**Jobs:**
a) Answer from the call transcript:
(i) What does Glenn E. Tynan say the bump is primarily due to?
(ii) What span of time is given for acquisitions to get close to the corporate margin level?
(iii) Which company is Tyler Hojo from?
b) Please copy out everything in the listing from the line containing "axes: [95, 74, 1177, 493]" down to the line containing "pm10-bar: [815, 390, 850, 494]", both of those lines included.

**Excerpted text:**
Thanks. James Foung - Gabelli & Company, Inc.: I guess -- and the first question is on your acquisitions. You -- was good enough to break out the acquisition contribution. And the margins you say in the second quarter was about 5%. Could you just talk about the margin progression over the next 12 to 24 months, how you see that growing? And when do you expect that to kind of get back -- to get to your corporate average?

Glenn E. Tynan

Analyst

Well, as we talked about forward, we're going to see a bump immediately in the second quarter, obviously, to get to from $0.05 to $0.12 for the year each within the second half. So we get a bump, and it's primarily due to the burn-off of the inventory step, which is pretty much done at the end of the second quarter. And then I think Marty has indicated going into 2014, we're going to see even better growth in that from the acquisitions as well, so... James Foung - Gabelli & Company, Inc.: But when do you think those margins can reach the corporate level rate?

Glenn E. Tynan

Analyst

We're going to keep stretching them as we keep raising the corporate rate. We have to -- we said that we -- it takes at least, we say 3 years has been an average of getting acquisitions up. It's not -- I'm not saying to exactly get to our level of margin, but pretty close to it. That's kind of...

Martin R. Benante

Analyst

2 to 3 years

Glenn E. Tynan

Analyst

2 to 3 years, yes. James Foung - Gabelli & Company, Inc.: 2 to 3 years? Okay, all right. So no change there then. And then, Marty, you talked about, I guess, sequestration not being -- as a bigger impact issue anticipated this year. But then 2014 could be, I guess, harder. Could you just kind of expand on that in terms of do you see your overall defense sales to be down even more in 2014 than this year?

Martin R. Benante

Analyst

Well, the thing is that we actually could do a little bit better from the sales standpoint in 2014 based on some modernization programs of the Bradley and a lot of the ground vehicle. We should be getting above that of the Navy. But then again, sequestration could take away all those modernization programs away, which wouldn't even hurt us, but it just wouldn't help us. So 2014, it's hard to go through the pluses and minuses. It's just that we deliver the organization. We did it in anticipation of sequestration. Some of our businesses are not affected, because we're making commercial product there greater than what the military has gone down. So when we look at it, we're not really that -- it's not that bothersome for us. We have enough leverage in the commercial side, the pickup from the commercial side that we should do very well for ourselves in spite of what we could even anticipate going on in sequestration for 2014.

Operator

Operator

[Operator Instructions] And our next question comes from Tyler Hojo from Sidoti & Company. Tyler Hojo - Sidoti & Company, LLC: Let me also just add my congratulations to both Marty and Dave.

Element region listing
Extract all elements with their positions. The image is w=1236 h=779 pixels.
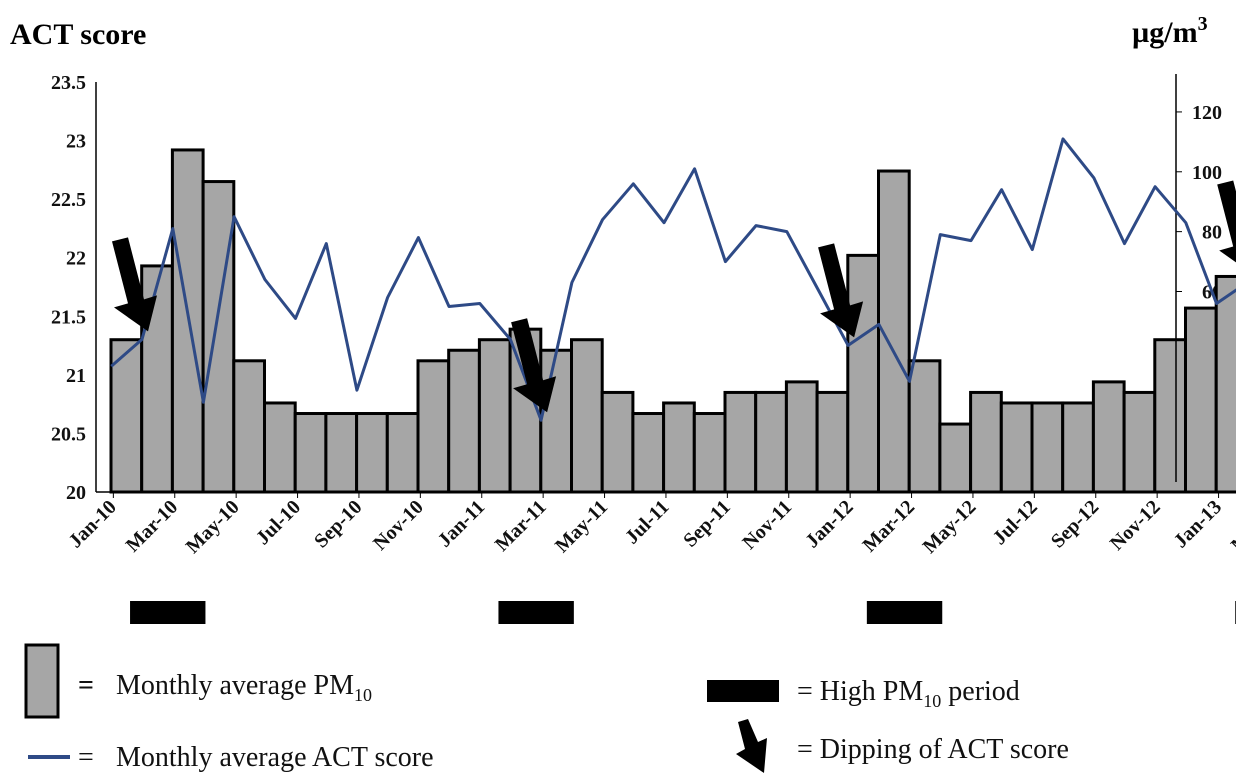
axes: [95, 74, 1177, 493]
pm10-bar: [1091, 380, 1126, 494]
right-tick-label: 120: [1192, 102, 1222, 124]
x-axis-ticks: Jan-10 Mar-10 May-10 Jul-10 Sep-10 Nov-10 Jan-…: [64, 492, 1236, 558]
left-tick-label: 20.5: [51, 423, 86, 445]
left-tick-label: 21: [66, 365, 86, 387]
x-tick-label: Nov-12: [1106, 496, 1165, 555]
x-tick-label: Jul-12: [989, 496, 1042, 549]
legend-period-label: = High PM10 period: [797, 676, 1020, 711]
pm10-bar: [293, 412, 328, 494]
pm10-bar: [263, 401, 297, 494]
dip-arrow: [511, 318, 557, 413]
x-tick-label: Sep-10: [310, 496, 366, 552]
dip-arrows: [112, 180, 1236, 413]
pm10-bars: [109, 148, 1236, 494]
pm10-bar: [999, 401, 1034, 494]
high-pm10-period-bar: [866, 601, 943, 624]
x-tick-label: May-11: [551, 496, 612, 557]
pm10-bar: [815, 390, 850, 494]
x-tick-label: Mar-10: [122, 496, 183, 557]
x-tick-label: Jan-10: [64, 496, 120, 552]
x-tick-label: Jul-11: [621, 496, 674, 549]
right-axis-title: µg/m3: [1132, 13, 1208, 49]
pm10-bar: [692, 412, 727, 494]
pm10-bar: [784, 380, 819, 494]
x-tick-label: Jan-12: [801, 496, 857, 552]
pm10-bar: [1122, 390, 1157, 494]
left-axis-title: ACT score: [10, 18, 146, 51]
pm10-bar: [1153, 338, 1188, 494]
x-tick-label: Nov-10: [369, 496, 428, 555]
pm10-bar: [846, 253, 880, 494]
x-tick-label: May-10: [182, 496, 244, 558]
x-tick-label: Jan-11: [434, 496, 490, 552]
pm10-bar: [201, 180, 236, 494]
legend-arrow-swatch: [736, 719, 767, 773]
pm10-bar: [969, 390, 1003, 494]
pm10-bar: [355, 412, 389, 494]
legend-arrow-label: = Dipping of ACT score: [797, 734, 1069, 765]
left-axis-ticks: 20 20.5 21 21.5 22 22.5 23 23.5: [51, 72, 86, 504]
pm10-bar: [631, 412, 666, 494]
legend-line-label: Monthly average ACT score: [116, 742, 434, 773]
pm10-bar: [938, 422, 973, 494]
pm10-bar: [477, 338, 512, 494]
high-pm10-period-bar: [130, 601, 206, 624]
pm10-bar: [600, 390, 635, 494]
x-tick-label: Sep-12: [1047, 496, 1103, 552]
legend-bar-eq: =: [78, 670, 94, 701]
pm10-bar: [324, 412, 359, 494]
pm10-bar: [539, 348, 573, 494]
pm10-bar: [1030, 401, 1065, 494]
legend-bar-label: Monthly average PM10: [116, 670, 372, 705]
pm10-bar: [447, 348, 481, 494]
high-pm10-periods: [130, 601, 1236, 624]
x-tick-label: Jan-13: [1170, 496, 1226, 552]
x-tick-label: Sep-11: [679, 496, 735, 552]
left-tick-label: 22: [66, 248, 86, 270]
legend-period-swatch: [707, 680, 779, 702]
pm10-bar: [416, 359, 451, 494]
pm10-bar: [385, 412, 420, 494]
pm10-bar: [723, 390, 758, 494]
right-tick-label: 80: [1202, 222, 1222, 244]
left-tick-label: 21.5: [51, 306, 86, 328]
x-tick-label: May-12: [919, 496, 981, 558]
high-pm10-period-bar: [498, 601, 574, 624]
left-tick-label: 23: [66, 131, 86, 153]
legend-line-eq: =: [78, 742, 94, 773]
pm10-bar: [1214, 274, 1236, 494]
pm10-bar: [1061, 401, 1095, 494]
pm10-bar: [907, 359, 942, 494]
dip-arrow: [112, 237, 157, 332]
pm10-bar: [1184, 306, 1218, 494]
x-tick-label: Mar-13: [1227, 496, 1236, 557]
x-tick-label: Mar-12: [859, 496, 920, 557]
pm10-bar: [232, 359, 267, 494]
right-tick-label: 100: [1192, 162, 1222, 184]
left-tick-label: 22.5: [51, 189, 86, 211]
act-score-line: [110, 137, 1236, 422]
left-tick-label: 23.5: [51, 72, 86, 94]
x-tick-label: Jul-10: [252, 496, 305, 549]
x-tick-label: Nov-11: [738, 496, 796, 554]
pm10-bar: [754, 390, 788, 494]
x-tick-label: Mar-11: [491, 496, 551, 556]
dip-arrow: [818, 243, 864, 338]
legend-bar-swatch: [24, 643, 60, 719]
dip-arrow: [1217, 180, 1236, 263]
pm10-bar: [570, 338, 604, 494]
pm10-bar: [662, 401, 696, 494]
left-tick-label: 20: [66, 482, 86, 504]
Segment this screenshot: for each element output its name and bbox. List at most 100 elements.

**Results:**
a)
(i) The burn-off of the inventory step.
(ii) 2 to 3 years.
(iii) Sidoti & Company.

b)
axes: [95, 74, 1177, 493]
pm10-bar: [1091, 380, 1126, 494]
right-tick-label: 120: [1192, 102, 1222, 124]
x-axis-ticks: Jan-10 Mar-10 May-10 Jul-10 Sep-10 Nov-10 Jan-…: [64, 492, 1236, 558]
left-tick-label: 20.5: [51, 423, 86, 445]
left-tick-label: 21: [66, 365, 86, 387]
x-tick-label: Nov-12: [1106, 496, 1165, 555]
x-tick-label: Jul-12: [989, 496, 1042, 549]
legend-period-label: = High PM10 period: [797, 676, 1020, 711]
pm10-bar: [293, 412, 328, 494]
pm10-bar: [263, 401, 297, 494]
dip-arrow: [511, 318, 557, 413]
x-tick-label: Sep-10: [310, 496, 366, 552]
dip-arrows: [112, 180, 1236, 413]
pm10-bars: [109, 148, 1236, 494]
pm10-bar: [999, 401, 1034, 494]
high-pm10-period-bar: [866, 601, 943, 624]
x-tick-label: May-11: [551, 496, 612, 557]
pm10-bar: [815, 390, 850, 494]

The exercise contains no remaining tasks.